[Begin]

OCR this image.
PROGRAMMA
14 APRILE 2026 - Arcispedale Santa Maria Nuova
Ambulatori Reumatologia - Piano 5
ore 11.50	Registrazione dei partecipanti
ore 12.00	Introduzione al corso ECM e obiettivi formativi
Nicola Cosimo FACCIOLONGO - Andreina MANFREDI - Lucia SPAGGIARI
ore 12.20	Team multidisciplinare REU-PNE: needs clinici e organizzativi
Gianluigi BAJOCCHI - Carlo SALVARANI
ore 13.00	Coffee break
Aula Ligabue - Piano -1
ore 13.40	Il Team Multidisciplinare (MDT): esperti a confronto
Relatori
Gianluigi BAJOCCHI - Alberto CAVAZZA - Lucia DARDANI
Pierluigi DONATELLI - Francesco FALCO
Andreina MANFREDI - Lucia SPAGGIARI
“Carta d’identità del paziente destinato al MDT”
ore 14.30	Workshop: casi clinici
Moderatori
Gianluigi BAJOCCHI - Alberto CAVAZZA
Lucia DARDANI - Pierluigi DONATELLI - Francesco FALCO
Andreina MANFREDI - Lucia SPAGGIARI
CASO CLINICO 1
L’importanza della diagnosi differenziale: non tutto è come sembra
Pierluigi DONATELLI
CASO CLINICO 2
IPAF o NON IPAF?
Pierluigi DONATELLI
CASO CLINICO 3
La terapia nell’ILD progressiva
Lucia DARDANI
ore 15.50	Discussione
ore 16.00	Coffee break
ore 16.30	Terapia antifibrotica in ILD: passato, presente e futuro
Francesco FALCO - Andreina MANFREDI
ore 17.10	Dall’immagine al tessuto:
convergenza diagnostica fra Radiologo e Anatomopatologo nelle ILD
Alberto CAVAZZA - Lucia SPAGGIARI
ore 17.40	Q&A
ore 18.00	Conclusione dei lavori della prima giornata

[End]

Write down the full listing again, exactly.

▶ _The response_
OCR this image.
PROGRAMMA
14 APRILE 2026 - Arcispedale Santa Maria Nuova
Ambulatori Reumatologia - Piano 5
ore 11.50	Registrazione dei partecipanti
ore 12.00	Introduzione al corso ECM e obiettivi formativi
Nicola Cosimo FACCIOLONGO - Andreina MANFREDI - Lucia SPAGGIARI
ore 12.20	Team multidisciplinare REU-PNE: needs clinici e organizzativi
Gianluigi BAJOCCHI - Carlo SALVARANI
ore 13.00	Coffee break
Aula Ligabue - Piano -1
ore 13.40	Il Team Multidisciplinare (MDT): esperti a confronto
Relatori
Gianluigi BAJOCCHI - Alberto CAVAZZA - Lucia DARDANI
Pierluigi DONATELLI - Francesco FALCO
Andreina MANFREDI - Lucia SPAGGIARI
“Carta d’identità del paziente destinato al MDT”
ore 14.30	Workshop: casi clinici
Moderatori
Gianluigi BAJOCCHI - Alberto CAVAZZA
Lucia DARDANI - Pierluigi DONATELLI - Francesco FALCO
Andreina MANFREDI - Lucia SPAGGIARI
CASO CLINICO 1
L’importanza della diagnosi differenziale: non tutto è come sembra
Pierluigi DONATELLI
CASO CLINICO 2
IPAF o NON IPAF?
Pierluigi DONATELLI
CASO CLINICO 3
La terapia nell’ILD progressiva
Lucia DARDANI
ore 15.50	Discussione
ore 16.00	Coffee break
ore 16.30	Terapia antifibrotica in ILD: passato, presente e futuro
Francesco FALCO - Andreina MANFREDI
ore 17.10	Dall’immagine al tessuto:
convergenza diagnostica fra Radiologo e Anatomopatologo nelle ILD
Alberto CAVAZZA - Lucia SPAGGIARI
ore 17.40	Q&A
ore 18.00	Conclusione dei lavori della prima giornata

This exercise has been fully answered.